Omit all pictures. Copy the rest of the material exactly.

*Entries:*
------------------------

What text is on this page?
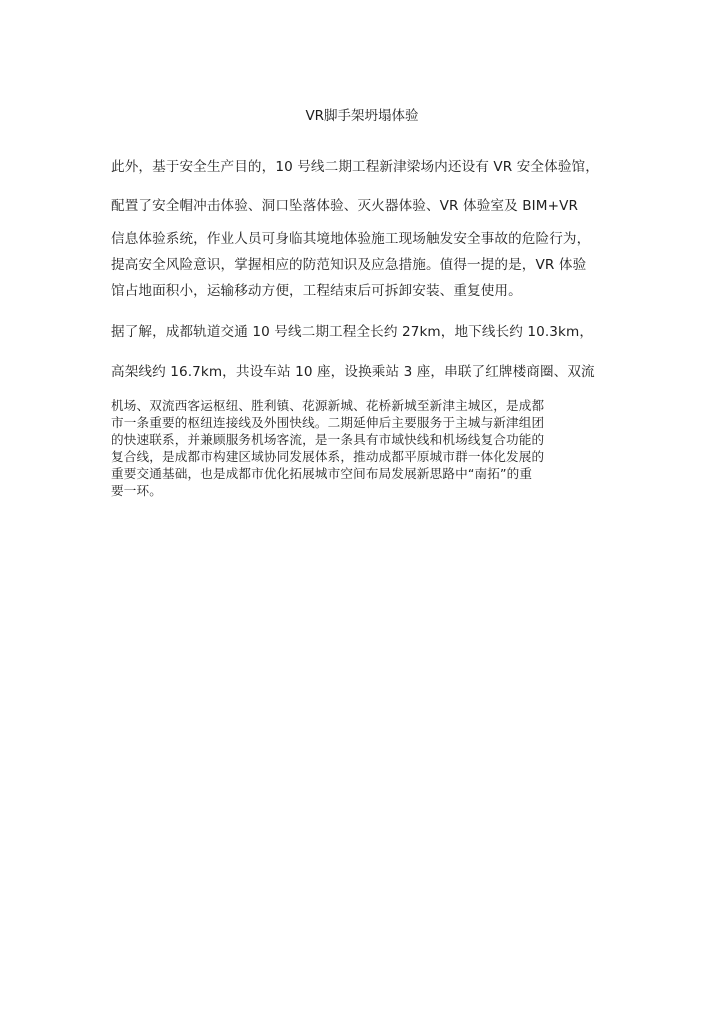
VR脚手架坍塌体验
此外，基于安全生产目的，10 号线二期工程新津梁场内还设有 VR 安全体验馆，
配置了安全帽冲击体验、洞口坠落体验、灭火器体验、VR 体验室及 BIM+VR
信息体验系统，作业人员可身临其境地体验施工现场触发安全事故的危险行为，
提高安全风险意识，掌握相应的防范知识及应急措施。值得一提的是，VR 体验
馆占地面积小，运输移动方便，工程结束后可拆卸安装、重复使用。
据了解，成都轨道交通 10 号线二期工程全长约 27km，地下线长约 10.3km，
高架线约 16.7km，共设车站 10 座，设换乘站 3 座，串联了红牌楼商圈、双流
机场、双流西客运枢纽、胜利镇、花源新城、花桥新城至新津主城区，是成都
市一条重要的枢纽连接线及外围快线。二期延伸后主要服务于主城与新津组团
的快速联系，并兼顾服务机场客流，是一条具有市域快线和机场线复合功能的
复合线，是成都市构建区域协同发展体系，推动成都平原城市群一体化发展的
重要交通基础，也是成都市优化拓展城市空间布局发展新思路中“南拓”的重
要一环。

------------------------

*Output for this exercise:*
What text is on this page?
VR脚手架坍塌体验
此外，基于安全生产目的，10 号线二期工程新津梁场内还设有 VR 安全体验馆，
配置了安全帽冲击体验、洞口坠落体验、灭火器体验、VR 体验室及 BIM+VR
信息体验系统，作业人员可身临其境地体验施工现场触发安全事故的危险行为，
提高安全风险意识，掌握相应的防范知识及应急措施。值得一提的是，VR 体验
馆占地面积小，运输移动方便，工程结束后可拆卸安装、重复使用。
据了解，成都轨道交通 10 号线二期工程全长约 27km，地下线长约 10.3km，
高架线约 16.7km，共设车站 10 座，设换乘站 3 座，串联了红牌楼商圈、双流
机场、双流西客运枢纽、胜利镇、花源新城、花桥新城至新津主城区，是成都
市一条重要的枢纽连接线及外围快线。二期延伸后主要服务于主城与新津组团
的快速联系，并兼顾服务机场客流，是一条具有市域快线和机场线复合功能的
复合线，是成都市构建区域协同发展体系，推动成都平原城市群一体化发展的
重要交通基础，也是成都市优化拓展城市空间布局发展新思路中“南拓”的重
要一环。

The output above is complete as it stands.